§ Exercise objective:
Lines containing the string "icon" are to be counted. Write only how many there are.

[Source data]
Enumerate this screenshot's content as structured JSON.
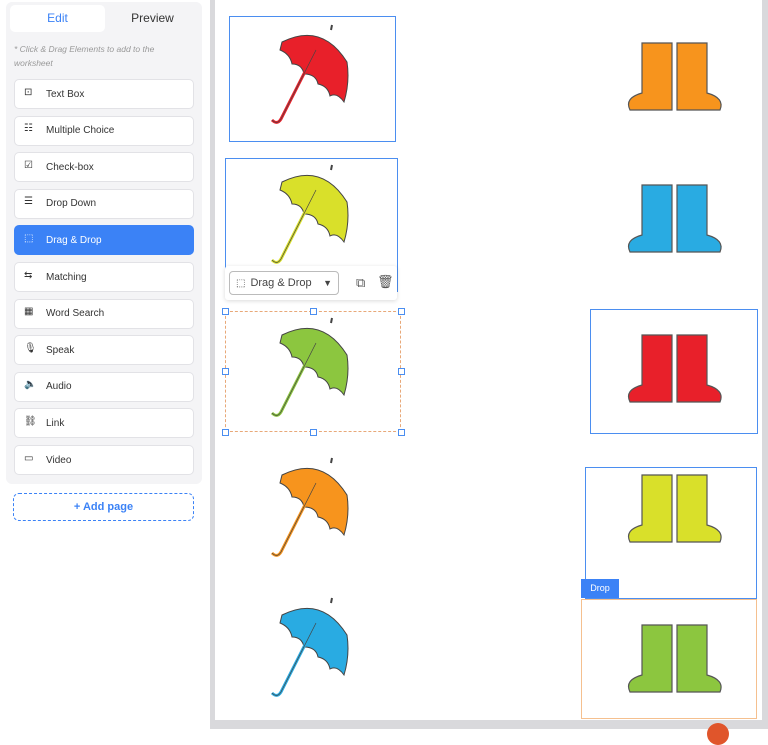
{
  "sidebar": {
    "tabs": {
      "edit": "Edit",
      "preview": "Preview"
    },
    "hint": "* Click & Drag Elements to add to the worksheet",
    "items": [
      {
        "label": "Text Box",
        "icon": "text-box-icon"
      },
      {
        "label": "Multiple Choice",
        "icon": "multiple-choice-icon"
      },
      {
        "label": "Check-box",
        "icon": "checkbox-icon"
      },
      {
        "label": "Drop Down",
        "icon": "dropdown-icon"
      },
      {
        "label": "Drag & Drop",
        "icon": "drag-drop-icon",
        "active": true
      },
      {
        "label": "Matching",
        "icon": "matching-icon"
      },
      {
        "label": "Word Search",
        "icon": "word-search-icon"
      },
      {
        "label": "Speak",
        "icon": "microphone-icon"
      },
      {
        "label": "Audio",
        "icon": "speaker-icon"
      },
      {
        "label": "Link",
        "icon": "link-icon"
      },
      {
        "label": "Video",
        "icon": "video-icon"
      }
    ],
    "add_page": "+ Add page"
  },
  "toolbar": {
    "element_type": "Drag & Drop"
  },
  "drop_label": "Drop",
  "worksheet": {
    "umbrella_colors": [
      "#e8202a",
      "#d9e02a",
      "#8cc63f",
      "#f7941d",
      "#29abe2"
    ],
    "boot_colors": [
      "#f7941d",
      "#29abe2",
      "#e8202a",
      "#d9e02a",
      "#8cc63f"
    ]
  }
}
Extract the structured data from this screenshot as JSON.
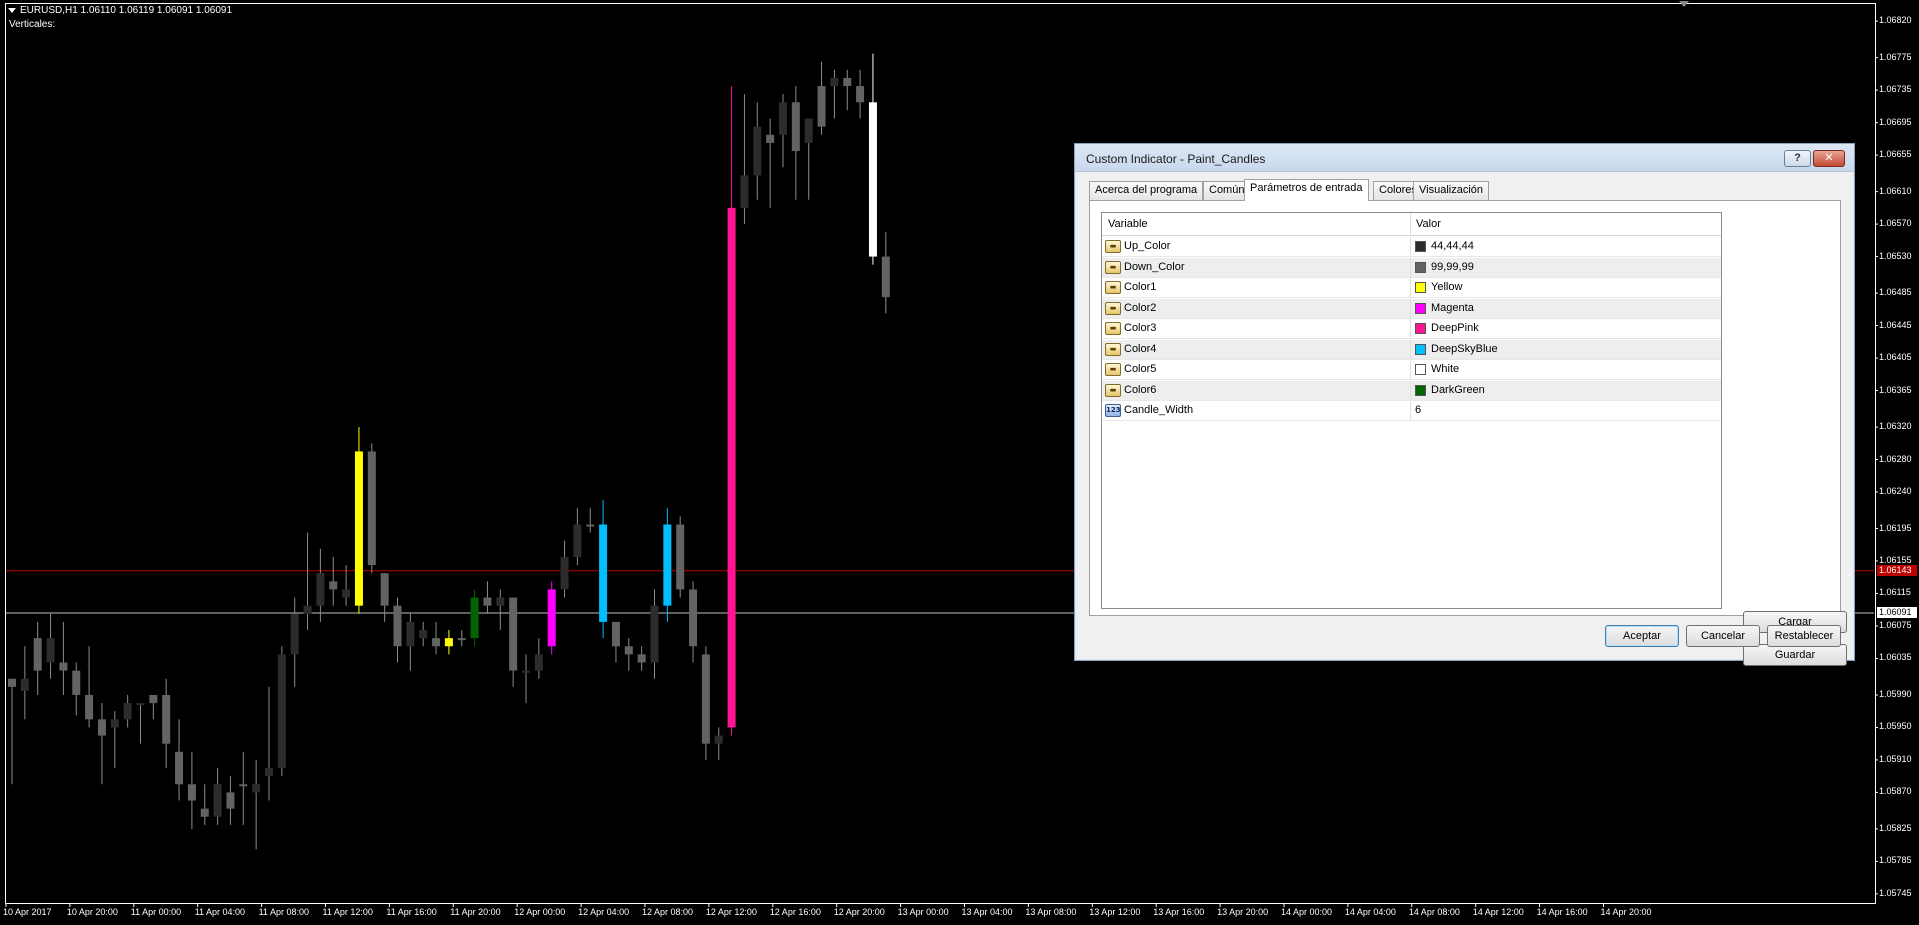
{
  "chart": {
    "title": "EURUSD,H1  1.06110 1.06119 1.06091 1.06091",
    "subtitle": "Verticales:",
    "price_labels": [
      "1.06820",
      "1.06775",
      "1.06735",
      "1.06695",
      "1.06655",
      "1.06610",
      "1.06570",
      "1.06530",
      "1.06485",
      "1.06445",
      "1.06405",
      "1.06365",
      "1.06320",
      "1.06280",
      "1.06240",
      "1.06195",
      "1.06155",
      "1.06115",
      "1.06075",
      "1.06035",
      "1.05990",
      "1.05950",
      "1.05910",
      "1.05870",
      "1.05825",
      "1.05785",
      "1.05745"
    ],
    "bid_tag": "1.06091",
    "red_line_tag": "1.06143",
    "time_labels": [
      "10 Apr 2017",
      "10 Apr 20:00",
      "11 Apr 00:00",
      "11 Apr 04:00",
      "11 Apr 08:00",
      "11 Apr 12:00",
      "11 Apr 16:00",
      "11 Apr 20:00",
      "12 Apr 00:00",
      "12 Apr 04:00",
      "12 Apr 08:00",
      "12 Apr 12:00",
      "12 Apr 16:00",
      "12 Apr 20:00",
      "13 Apr 00:00",
      "13 Apr 04:00",
      "13 Apr 08:00",
      "13 Apr 12:00",
      "13 Apr 16:00",
      "13 Apr 20:00",
      "14 Apr 00:00",
      "14 Apr 04:00",
      "14 Apr 08:00",
      "14 Apr 12:00",
      "14 Apr 16:00",
      "14 Apr 20:00"
    ],
    "colors": {
      "up": "#2c2c2c",
      "down": "#636363",
      "wick": "#8c8c8c",
      "red_line": "#c00000",
      "bid_line": "#c0c0c0"
    }
  },
  "chart_data": {
    "type": "candlestick",
    "symbol": "EURUSD",
    "timeframe": "H1",
    "ylim": [
      1.05735,
      1.0683
    ],
    "candles": [
      {
        "o": 1.0601,
        "h": 1.0601,
        "l": 1.0588,
        "c": 1.06,
        "color": "down"
      },
      {
        "o": 1.05995,
        "h": 1.0605,
        "l": 1.0596,
        "c": 1.0601,
        "color": "up"
      },
      {
        "o": 1.0606,
        "h": 1.0608,
        "l": 1.0599,
        "c": 1.0602,
        "color": "down"
      },
      {
        "o": 1.0606,
        "h": 1.0609,
        "l": 1.0601,
        "c": 1.0603,
        "color": "up"
      },
      {
        "o": 1.0603,
        "h": 1.0608,
        "l": 1.0599,
        "c": 1.0602,
        "color": "down"
      },
      {
        "o": 1.0602,
        "h": 1.0603,
        "l": 1.05965,
        "c": 1.0599,
        "color": "down"
      },
      {
        "o": 1.0599,
        "h": 1.0605,
        "l": 1.0595,
        "c": 1.0596,
        "color": "down"
      },
      {
        "o": 1.0596,
        "h": 1.0598,
        "l": 1.0588,
        "c": 1.0594,
        "color": "down"
      },
      {
        "o": 1.0595,
        "h": 1.0597,
        "l": 1.059,
        "c": 1.0596,
        "color": "up"
      },
      {
        "o": 1.0596,
        "h": 1.0599,
        "l": 1.0595,
        "c": 1.0598,
        "color": "up"
      },
      {
        "o": 1.0598,
        "h": 1.0598,
        "l": 1.0593,
        "c": 1.0598,
        "color": "up"
      },
      {
        "o": 1.0599,
        "h": 1.0599,
        "l": 1.0596,
        "c": 1.0598,
        "color": "down"
      },
      {
        "o": 1.0599,
        "h": 1.0601,
        "l": 1.059,
        "c": 1.0593,
        "color": "down"
      },
      {
        "o": 1.0592,
        "h": 1.0596,
        "l": 1.0586,
        "c": 1.0588,
        "color": "down"
      },
      {
        "o": 1.0588,
        "h": 1.0592,
        "l": 1.05825,
        "c": 1.0586,
        "color": "down"
      },
      {
        "o": 1.0585,
        "h": 1.0588,
        "l": 1.0583,
        "c": 1.0584,
        "color": "down"
      },
      {
        "o": 1.0584,
        "h": 1.059,
        "l": 1.0583,
        "c": 1.0588,
        "color": "up"
      },
      {
        "o": 1.0585,
        "h": 1.0589,
        "l": 1.0583,
        "c": 1.0587,
        "color": "down"
      },
      {
        "o": 1.0588,
        "h": 1.0592,
        "l": 1.0583,
        "c": 1.0588,
        "color": "down"
      },
      {
        "o": 1.0587,
        "h": 1.0591,
        "l": 1.058,
        "c": 1.0588,
        "color": "up"
      },
      {
        "o": 1.0589,
        "h": 1.06,
        "l": 1.0586,
        "c": 1.059,
        "color": "up"
      },
      {
        "o": 1.059,
        "h": 1.0605,
        "l": 1.0589,
        "c": 1.0604,
        "color": "up"
      },
      {
        "o": 1.0604,
        "h": 1.0611,
        "l": 1.06,
        "c": 1.0609,
        "color": "up"
      },
      {
        "o": 1.0609,
        "h": 1.0619,
        "l": 1.0607,
        "c": 1.061,
        "color": "up"
      },
      {
        "o": 1.061,
        "h": 1.0617,
        "l": 1.0608,
        "c": 1.0614,
        "color": "up"
      },
      {
        "o": 1.0613,
        "h": 1.0616,
        "l": 1.061,
        "c": 1.0612,
        "color": "down"
      },
      {
        "o": 1.0611,
        "h": 1.0615,
        "l": 1.061,
        "c": 1.0612,
        "color": "up"
      },
      {
        "o": 1.061,
        "h": 1.0632,
        "l": 1.0609,
        "c": 1.0629,
        "color": "Yellow"
      },
      {
        "o": 1.0629,
        "h": 1.063,
        "l": 1.0614,
        "c": 1.0615,
        "color": "down"
      },
      {
        "o": 1.0614,
        "h": 1.0614,
        "l": 1.0608,
        "c": 1.061,
        "color": "down"
      },
      {
        "o": 1.061,
        "h": 1.0611,
        "l": 1.0603,
        "c": 1.0605,
        "color": "down"
      },
      {
        "o": 1.0605,
        "h": 1.0609,
        "l": 1.0602,
        "c": 1.0608,
        "color": "up"
      },
      {
        "o": 1.0607,
        "h": 1.0608,
        "l": 1.0605,
        "c": 1.0606,
        "color": "up"
      },
      {
        "o": 1.0606,
        "h": 1.0608,
        "l": 1.0604,
        "c": 1.0605,
        "color": "down"
      },
      {
        "o": 1.0605,
        "h": 1.0607,
        "l": 1.0604,
        "c": 1.0606,
        "color": "Yellow"
      },
      {
        "o": 1.0606,
        "h": 1.0607,
        "l": 1.0605,
        "c": 1.0606,
        "color": "down"
      },
      {
        "o": 1.0606,
        "h": 1.0612,
        "l": 1.0605,
        "c": 1.0611,
        "color": "DarkGreen"
      },
      {
        "o": 1.0611,
        "h": 1.0613,
        "l": 1.0609,
        "c": 1.061,
        "color": "down"
      },
      {
        "o": 1.061,
        "h": 1.0612,
        "l": 1.0607,
        "c": 1.0611,
        "color": "up"
      },
      {
        "o": 1.0611,
        "h": 1.0611,
        "l": 1.06,
        "c": 1.0602,
        "color": "down"
      },
      {
        "o": 1.0602,
        "h": 1.0604,
        "l": 1.0598,
        "c": 1.0602,
        "color": "up"
      },
      {
        "o": 1.0602,
        "h": 1.0606,
        "l": 1.0601,
        "c": 1.0604,
        "color": "up"
      },
      {
        "o": 1.0605,
        "h": 1.0613,
        "l": 1.0604,
        "c": 1.0612,
        "color": "Magenta"
      },
      {
        "o": 1.0612,
        "h": 1.0618,
        "l": 1.0611,
        "c": 1.0616,
        "color": "up"
      },
      {
        "o": 1.0616,
        "h": 1.0622,
        "l": 1.0615,
        "c": 1.062,
        "color": "up"
      },
      {
        "o": 1.062,
        "h": 1.0622,
        "l": 1.0619,
        "c": 1.062,
        "color": "down"
      },
      {
        "o": 1.0608,
        "h": 1.0623,
        "l": 1.0606,
        "c": 1.062,
        "color": "DeepSkyBlue"
      },
      {
        "o": 1.0608,
        "h": 1.0608,
        "l": 1.0603,
        "c": 1.0605,
        "color": "down"
      },
      {
        "o": 1.0605,
        "h": 1.0606,
        "l": 1.0602,
        "c": 1.0604,
        "color": "down"
      },
      {
        "o": 1.0604,
        "h": 1.0605,
        "l": 1.0602,
        "c": 1.0603,
        "color": "down"
      },
      {
        "o": 1.0603,
        "h": 1.0612,
        "l": 1.0601,
        "c": 1.061,
        "color": "up"
      },
      {
        "o": 1.061,
        "h": 1.0622,
        "l": 1.0608,
        "c": 1.062,
        "color": "DeepSkyBlue"
      },
      {
        "o": 1.062,
        "h": 1.0621,
        "l": 1.0611,
        "c": 1.0612,
        "color": "down"
      },
      {
        "o": 1.0612,
        "h": 1.0613,
        "l": 1.0603,
        "c": 1.0605,
        "color": "down"
      },
      {
        "o": 1.0604,
        "h": 1.0605,
        "l": 1.0591,
        "c": 1.0593,
        "color": "down"
      },
      {
        "o": 1.0593,
        "h": 1.0595,
        "l": 1.0591,
        "c": 1.0594,
        "color": "up"
      },
      {
        "o": 1.0595,
        "h": 1.0674,
        "l": 1.0594,
        "c": 1.0659,
        "color": "DeepPink"
      },
      {
        "o": 1.0659,
        "h": 1.0673,
        "l": 1.0657,
        "c": 1.0663,
        "color": "up"
      },
      {
        "o": 1.0663,
        "h": 1.0672,
        "l": 1.066,
        "c": 1.0669,
        "color": "up"
      },
      {
        "o": 1.0667,
        "h": 1.067,
        "l": 1.0659,
        "c": 1.0668,
        "color": "down"
      },
      {
        "o": 1.0668,
        "h": 1.0673,
        "l": 1.0664,
        "c": 1.0672,
        "color": "up"
      },
      {
        "o": 1.0672,
        "h": 1.0674,
        "l": 1.066,
        "c": 1.0666,
        "color": "down"
      },
      {
        "o": 1.0667,
        "h": 1.067,
        "l": 1.066,
        "c": 1.067,
        "color": "up"
      },
      {
        "o": 1.0669,
        "h": 1.0677,
        "l": 1.0668,
        "c": 1.0674,
        "color": "down"
      },
      {
        "o": 1.0674,
        "h": 1.0676,
        "l": 1.067,
        "c": 1.0675,
        "color": "up"
      },
      {
        "o": 1.0675,
        "h": 1.0676,
        "l": 1.0671,
        "c": 1.0674,
        "color": "down"
      },
      {
        "o": 1.0674,
        "h": 1.0676,
        "l": 1.067,
        "c": 1.0672,
        "color": "down"
      },
      {
        "o": 1.0672,
        "h": 1.0678,
        "l": 1.0652,
        "c": 1.0653,
        "color": "White"
      },
      {
        "o": 1.0653,
        "h": 1.0656,
        "l": 1.0646,
        "c": 1.0648,
        "color": "down"
      }
    ]
  },
  "dialog": {
    "title": "Custom Indicator - Paint_Candles",
    "help_label": "?",
    "close_label": "✕",
    "tabs": [
      "Acerca del programa",
      "Común",
      "Parámetros de entrada",
      "Colores",
      "Visualización"
    ],
    "active_tab": 2,
    "grid_headers": {
      "variable": "Variable",
      "value": "Valor"
    },
    "params": [
      {
        "name": "Up_Color",
        "value": "44,44,44",
        "swatch": "#2c2c2c",
        "kind": "color"
      },
      {
        "name": "Down_Color",
        "value": "99,99,99",
        "swatch": "#636363",
        "kind": "color"
      },
      {
        "name": "Color1",
        "value": "Yellow",
        "swatch": "#ffff00",
        "kind": "color"
      },
      {
        "name": "Color2",
        "value": "Magenta",
        "swatch": "#ff00ff",
        "kind": "color"
      },
      {
        "name": "Color3",
        "value": "DeepPink",
        "swatch": "#ff1493",
        "kind": "color"
      },
      {
        "name": "Color4",
        "value": "DeepSkyBlue",
        "swatch": "#00bfff",
        "kind": "color"
      },
      {
        "name": "Color5",
        "value": "White",
        "swatch": "#ffffff",
        "kind": "color"
      },
      {
        "name": "Color6",
        "value": "DarkGreen",
        "swatch": "#006400",
        "kind": "color"
      },
      {
        "name": "Candle_Width",
        "value": "6",
        "swatch": null,
        "kind": "int"
      }
    ],
    "buttons": {
      "load": "Cargar",
      "save": "Guardar",
      "ok": "Aceptar",
      "cancel": "Cancelar",
      "reset": "Restablecer"
    }
  }
}
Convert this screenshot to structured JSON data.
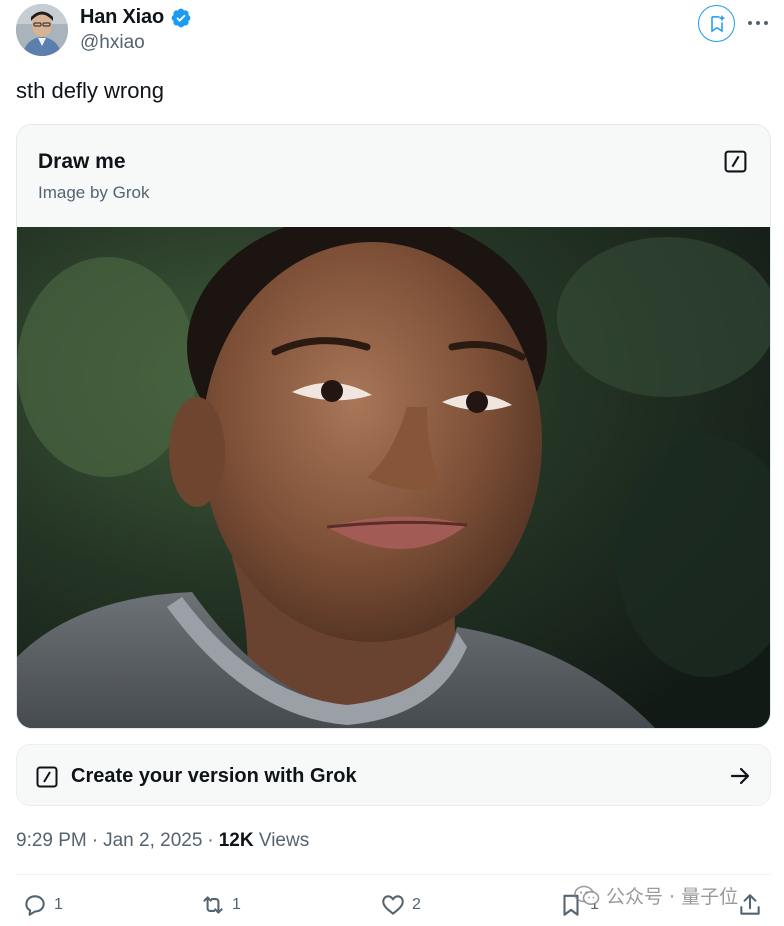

§ Solution for this task:
11